Excerto fornecido:
━━━━━━━━

As Igrejas de Palladio - I

A igreja de San Francesco della Vigna, dos Franciscanos, data de 1534/54, obra de Jacopo Sansovino. Possivelmente, a fachada pensada em termos artísticos seria deixada para mais tarde, seguindo mais ou menos a tradição italiana de se aprontar o interior dos templos, em ordem ao normal funcionamento da Eucaristia, deixando o embelezamento para depois. Estão, entre outros, o célebre caso da Catedral de Bolonha ou mesmo a igreja de São Lourenço, em Florença. Mas, depois do Concílio de Trento, as fachadas passam a ter um papel por demais importante, na medida em que funcionavam como mais um apelativo à oração e à visita das igrejas. Igrejas essas que se implantariam onde houvesse espaço, ou livre ou mesmo entre construções existentes, sem qualquer preocupação de se orientar a cabeceira para Nascente, como até aí. Palladio é chamado para dar uma nova face à Igreja, facto que se completa em 1564.
Figura 23.1a . Fachada de San Francesco della Vigna . 23.1b . Escorço do lado da Epístola da igreja
E Palladio desenha este alçado que vai constituir como que um embrião que vai "amadurecendo" até acabar na magistral fachada de Il Redentore que, tal como o tempietto Barbaro, não chegará a ver concluídas.
A figura 23.1a mostra o alçado em que a luz faz salientar os elementos constituintes de San Francesco. A figura 23.1b mostra o "volume" da fachadas do lado da Epístola, evidenciando a espessura da fachada que se apõe ao corpo primitivo da igreja.

━━━━━━━━

Material:
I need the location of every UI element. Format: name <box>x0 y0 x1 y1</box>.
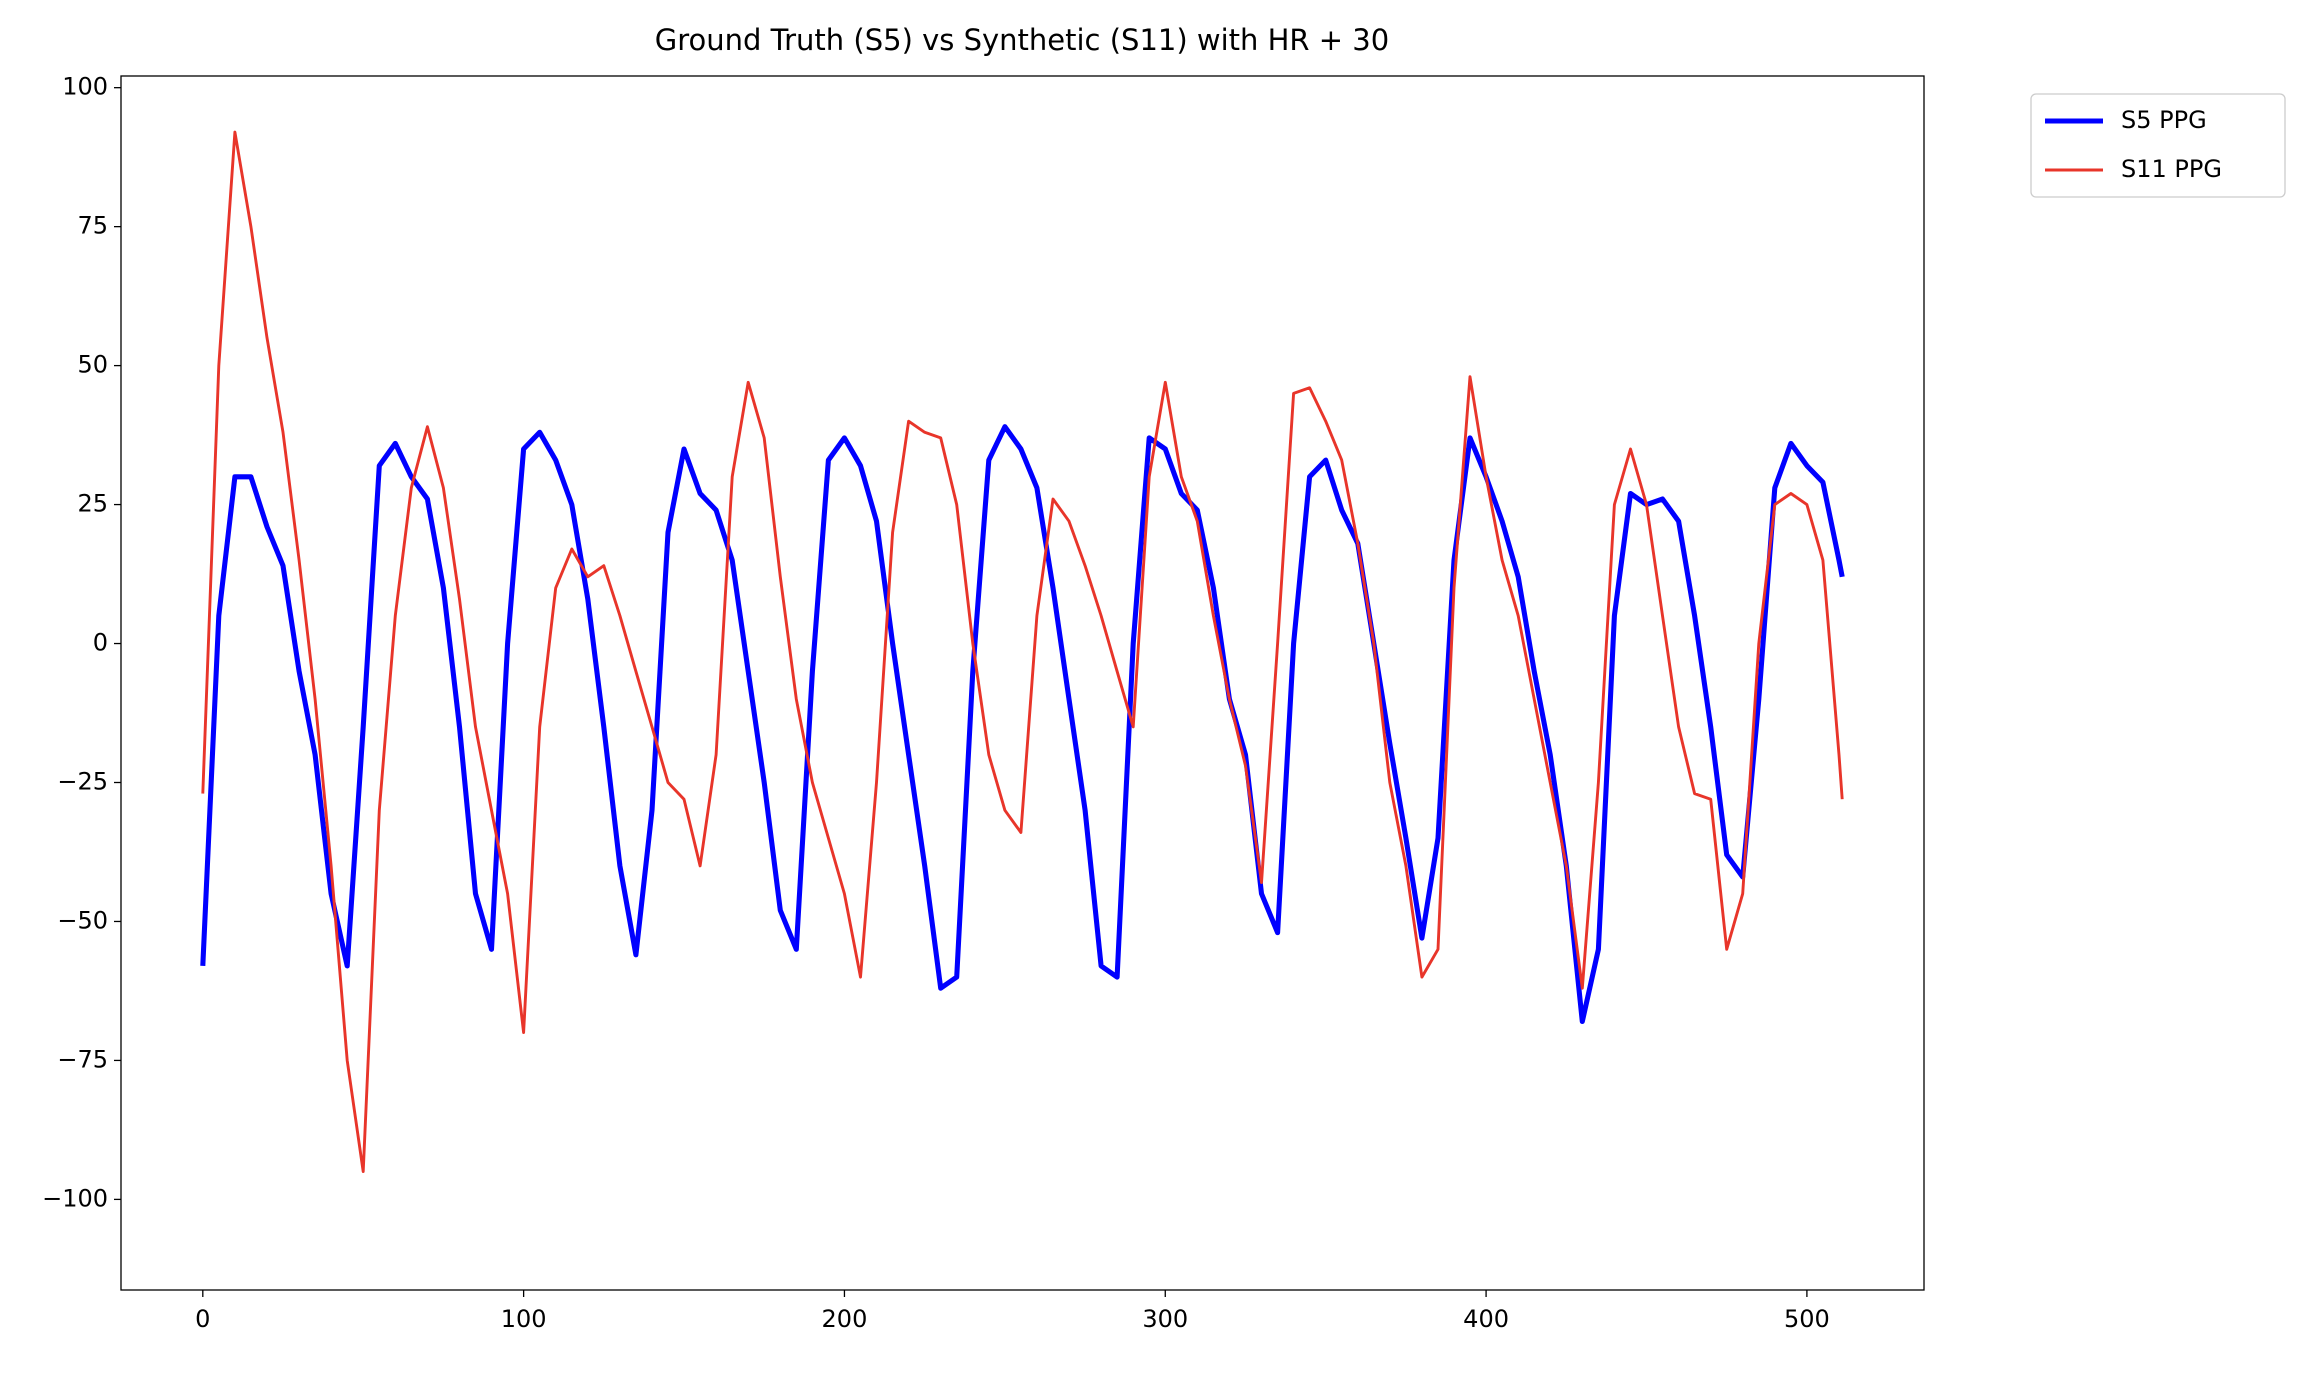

━━━━━━━━

Instruções:
**A.** Segundo o texto sobre as igrejas de Palladio, em que ano fica concluída a nova face que Palladio dá à igreja de San Francesco della Vigna?
**B.** Transcreva do texto sobre as igrejas de Palladio o trecho que começa nas palavras "Figura 23.1a ." e pare depois de "a ver concluídas.".
Os dados não têm qualquer relação com o texto sobre as igrejas de Palladio.

Resultados por tarefa:
**A.** Em 1564.

**B.**
Figura 23.1a . Fachada de San Francesco della Vigna . 23.1b . Escorço do lado da Epístola da igreja
E Palladio desenha este alçado que vai constituir como que um embrião que vai "amadurecendo" até acabar na magistral fachada de Il Redentore que, tal como o tempietto Barbaro, não chegará a ver concluídas.